### THE TASK
Rewrite the lines below, changing every "notice-reference" to "motion-reference" and leaving everything else as it is.

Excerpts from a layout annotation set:
===============

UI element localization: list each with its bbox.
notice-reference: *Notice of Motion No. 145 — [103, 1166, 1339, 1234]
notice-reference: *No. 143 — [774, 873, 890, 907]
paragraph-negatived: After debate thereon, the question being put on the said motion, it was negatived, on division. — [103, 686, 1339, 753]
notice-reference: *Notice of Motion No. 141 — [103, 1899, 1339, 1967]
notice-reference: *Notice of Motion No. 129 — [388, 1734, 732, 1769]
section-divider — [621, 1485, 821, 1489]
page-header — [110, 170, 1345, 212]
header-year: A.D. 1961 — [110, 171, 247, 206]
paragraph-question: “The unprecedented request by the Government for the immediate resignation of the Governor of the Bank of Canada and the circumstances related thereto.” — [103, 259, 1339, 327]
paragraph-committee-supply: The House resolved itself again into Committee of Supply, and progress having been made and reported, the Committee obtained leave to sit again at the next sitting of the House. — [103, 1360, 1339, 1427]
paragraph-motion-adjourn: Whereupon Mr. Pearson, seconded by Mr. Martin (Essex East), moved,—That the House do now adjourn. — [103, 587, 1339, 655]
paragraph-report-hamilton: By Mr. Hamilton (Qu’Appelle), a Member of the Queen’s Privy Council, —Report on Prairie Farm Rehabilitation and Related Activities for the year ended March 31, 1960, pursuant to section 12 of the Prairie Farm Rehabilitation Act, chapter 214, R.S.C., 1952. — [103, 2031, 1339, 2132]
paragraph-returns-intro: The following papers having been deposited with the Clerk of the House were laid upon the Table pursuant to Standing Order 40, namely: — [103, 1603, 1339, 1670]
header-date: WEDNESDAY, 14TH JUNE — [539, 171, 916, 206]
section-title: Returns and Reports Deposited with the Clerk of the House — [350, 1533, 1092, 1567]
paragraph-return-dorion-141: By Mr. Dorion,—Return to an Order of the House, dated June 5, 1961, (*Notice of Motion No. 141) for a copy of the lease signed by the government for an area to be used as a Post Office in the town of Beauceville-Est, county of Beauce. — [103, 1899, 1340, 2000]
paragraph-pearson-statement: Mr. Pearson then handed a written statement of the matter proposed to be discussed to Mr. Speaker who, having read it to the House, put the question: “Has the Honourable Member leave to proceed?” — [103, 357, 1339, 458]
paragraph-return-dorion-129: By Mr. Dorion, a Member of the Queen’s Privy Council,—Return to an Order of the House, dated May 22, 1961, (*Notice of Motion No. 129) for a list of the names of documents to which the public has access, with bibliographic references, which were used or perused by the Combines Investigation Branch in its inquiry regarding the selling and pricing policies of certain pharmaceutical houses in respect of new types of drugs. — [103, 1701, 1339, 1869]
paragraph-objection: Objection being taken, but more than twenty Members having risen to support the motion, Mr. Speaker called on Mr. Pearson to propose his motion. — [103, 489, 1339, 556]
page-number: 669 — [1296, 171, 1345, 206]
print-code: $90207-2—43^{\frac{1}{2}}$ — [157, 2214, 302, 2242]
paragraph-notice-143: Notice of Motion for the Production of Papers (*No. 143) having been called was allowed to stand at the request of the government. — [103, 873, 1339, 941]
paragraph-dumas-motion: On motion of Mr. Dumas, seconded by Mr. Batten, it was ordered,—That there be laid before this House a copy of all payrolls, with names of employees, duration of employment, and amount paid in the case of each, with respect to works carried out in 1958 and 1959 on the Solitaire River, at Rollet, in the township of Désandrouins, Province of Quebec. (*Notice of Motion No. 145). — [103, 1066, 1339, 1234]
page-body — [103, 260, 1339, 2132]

===============

### PROBLEM SOLUTION
UI element localization: list each with its bbox.
motion-reference: *Notice of Motion No. 145 — [103, 1166, 1339, 1234]
motion-reference: *No. 143 — [774, 873, 890, 907]
paragraph-negatived: After debate thereon, the question being put on the said motion, it was negatived, on division. — [103, 686, 1339, 753]
motion-reference: *Notice of Motion No. 141 — [103, 1899, 1339, 1967]
motion-reference: *Notice of Motion No. 129 — [388, 1734, 732, 1769]
section-divider — [621, 1485, 821, 1489]
page-header — [110, 170, 1345, 212]
header-year: A.D. 1961 — [110, 171, 247, 206]
paragraph-question: “The unprecedented request by the Government for the immediate resignation of the Governor of the Bank of Canada and the circumstances related thereto.” — [103, 259, 1339, 327]
paragraph-committee-supply: The House resolved itself again into Committee of Supply, and progress having been made and reported, the Committee obtained leave to sit again at the next sitting of the House. — [103, 1360, 1339, 1427]
paragraph-motion-adjourn: Whereupon Mr. Pearson, seconded by Mr. Martin (Essex East), moved,—That the House do now adjourn. — [103, 587, 1339, 655]
paragraph-report-hamilton: By Mr. Hamilton (Qu’Appelle), a Member of the Queen’s Privy Council, —Report on Prairie Farm Rehabilitation and Related Activities for the year ended March 31, 1960, pursuant to section 12 of the Prairie Farm Rehabilitation Act, chapter 214, R.S.C., 1952. — [103, 2031, 1339, 2132]
paragraph-returns-intro: The following papers having been deposited with the Clerk of the House were laid upon the Table pursuant to Standing Order 40, namely: — [103, 1603, 1339, 1670]
header-date: WEDNESDAY, 14TH JUNE — [539, 171, 916, 206]
section-title: Returns and Reports Deposited with the Clerk of the House — [350, 1533, 1092, 1567]
paragraph-return-dorion-141: By Mr. Dorion,—Return to an Order of the House, dated June 5, 1961, (*Notice of Motion No. 141) for a copy of the lease signed by the government for an area to be used as a Post Office in the town of Beauceville-Est, county of Beauce. — [103, 1899, 1340, 2000]
paragraph-pearson-statement: Mr. Pearson then handed a written statement of the matter proposed to be discussed to Mr. Speaker who, having read it to the House, put the question: “Has the Honourable Member leave to proceed?” — [103, 357, 1339, 458]
paragraph-return-dorion-129: By Mr. Dorion, a Member of the Queen’s Privy Council,—Return to an Order of the House, dated May 22, 1961, (*Notice of Motion No. 129) for a list of the names of documents to which the public has access, with bibliographic references, which were used or perused by the Combines Investigation Branch in its inquiry regarding the selling and pricing policies of certain pharmaceutical houses in respect of new types of drugs. — [103, 1701, 1339, 1869]
paragraph-objection: Objection being taken, but more than twenty Members having risen to support the motion, Mr. Speaker called on Mr. Pearson to propose his motion. — [103, 489, 1339, 556]
page-number: 669 — [1296, 171, 1345, 206]
print-code: $90207-2—43^{\frac{1}{2}}$ — [157, 2214, 302, 2242]
paragraph-notice-143: Notice of Motion for the Production of Papers (*No. 143) having been called was allowed to stand at the request of the government. — [103, 873, 1339, 941]
paragraph-dumas-motion: On motion of Mr. Dumas, seconded by Mr. Batten, it was ordered,—That there be laid before this House a copy of all payrolls, with names of employees, duration of employment, and amount paid in the case of each, with respect to works carried out in 1958 and 1959 on the Solitaire River, at Rollet, in the township of Désandrouins, Province of Quebec. (*Notice of Motion No. 145). — [103, 1066, 1339, 1234]
page-body — [103, 260, 1339, 2132]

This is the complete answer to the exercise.